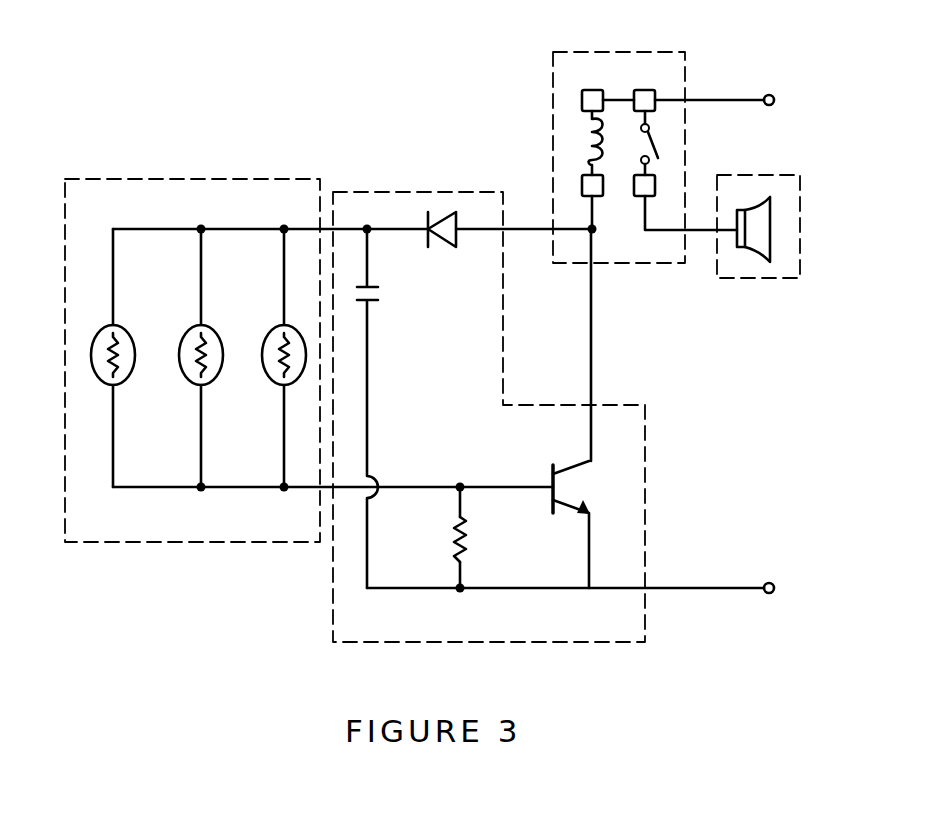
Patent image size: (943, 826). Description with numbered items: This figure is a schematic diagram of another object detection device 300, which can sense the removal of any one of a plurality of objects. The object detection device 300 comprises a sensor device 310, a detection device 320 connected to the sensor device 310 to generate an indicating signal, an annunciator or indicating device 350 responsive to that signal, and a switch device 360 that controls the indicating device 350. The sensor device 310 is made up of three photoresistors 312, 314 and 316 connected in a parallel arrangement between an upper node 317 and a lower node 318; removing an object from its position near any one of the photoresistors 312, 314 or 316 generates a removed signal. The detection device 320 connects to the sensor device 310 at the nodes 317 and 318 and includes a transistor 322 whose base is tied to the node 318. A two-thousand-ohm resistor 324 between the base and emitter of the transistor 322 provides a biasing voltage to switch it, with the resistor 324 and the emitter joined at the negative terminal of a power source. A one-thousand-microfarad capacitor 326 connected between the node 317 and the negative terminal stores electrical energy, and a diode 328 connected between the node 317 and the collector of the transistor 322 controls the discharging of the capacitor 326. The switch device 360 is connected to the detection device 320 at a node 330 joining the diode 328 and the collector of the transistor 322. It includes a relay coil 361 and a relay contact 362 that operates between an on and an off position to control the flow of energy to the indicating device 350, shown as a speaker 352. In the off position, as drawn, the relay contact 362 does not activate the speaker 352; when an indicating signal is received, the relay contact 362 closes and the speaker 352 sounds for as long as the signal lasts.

The object detection device 300 is at (762, 68).
The sensor device 310 is at (143, 543).
The photoresistor 312 is at (94, 348).
The photoresistor 314 is at (196, 330).
The photoresistor 316 is at (284, 330).
The node 317 is at (309, 228).
The node 318 is at (302, 489).
The detection device 320 is at (646, 410).
The transistor 322 is at (558, 488).
The resistor 324 is at (464, 540).
The capacitor 326 is at (379, 287).
The diode 328 is at (444, 210).
The node 330 is at (594, 340).
The indicating device 350 is at (744, 279).
The speaker 352 is at (771, 237).
The switch device 360 is at (553, 95).
The relay coil 361 is at (586, 150).
The relay contact 362 is at (653, 147).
***
_Instructions for the task_
Copy the data from its start through the line containing "The object detection device 300 is", changing "schematic diagram" to "circuit diagram" and leaving everything else unchanged. Leave the pictures out.

_Written response_
Patent image size: (943, 826). Description with numbered items: This figure is a circuit diagram of another object detection device 300, which can sense the removal of any one of a plurality of objects. The object detection device 300 comprises a sensor device 310, a detection device 320 connected to the sensor device 310 to generate an indicating signal, an annunciator or indicating device 350 responsive to that signal, and a switch device 360 that controls the indicating device 350. The sensor device 310 is made up of three photoresistors 312, 314 and 316 connected in a parallel arrangement between an upper node 317 and a lower node 318; removing an object from its position near any one of the photoresistors 312, 314 or 316 generates a removed signal. The detection device 320 connects to the sensor device 310 at the nodes 317 and 318 and includes a transistor 322 whose base is tied to the node 318. A two-thousand-ohm resistor 324 between the base and emitter of the transistor 322 provides a biasing voltage to switch it, with the resistor 324 and the emitter joined at the negative terminal of a power source. A one-thousand-microfarad capacitor 326 connected between the node 317 and the negative terminal stores electrical energy, and a diode 328 connected between the node 317 and the collector of the transistor 322 controls the discharging of the capacitor 326. The switch device 360 is connected to the detection device 320 at a node 330 joining the diode 328 and the collector of the transistor 322. It includes a relay coil 361 and a relay contact 362 that operates between an on and an off position to control the flow of energy to the indicating device 350, shown as a speaker 352. In the off position, as drawn, the relay contact 362 does not activate the speaker 352; when an indicating signal is received, the relay contact 362 closes and the speaker 352 sounds for as long as the signal lasts.

The object detection device 300 is at (762, 68).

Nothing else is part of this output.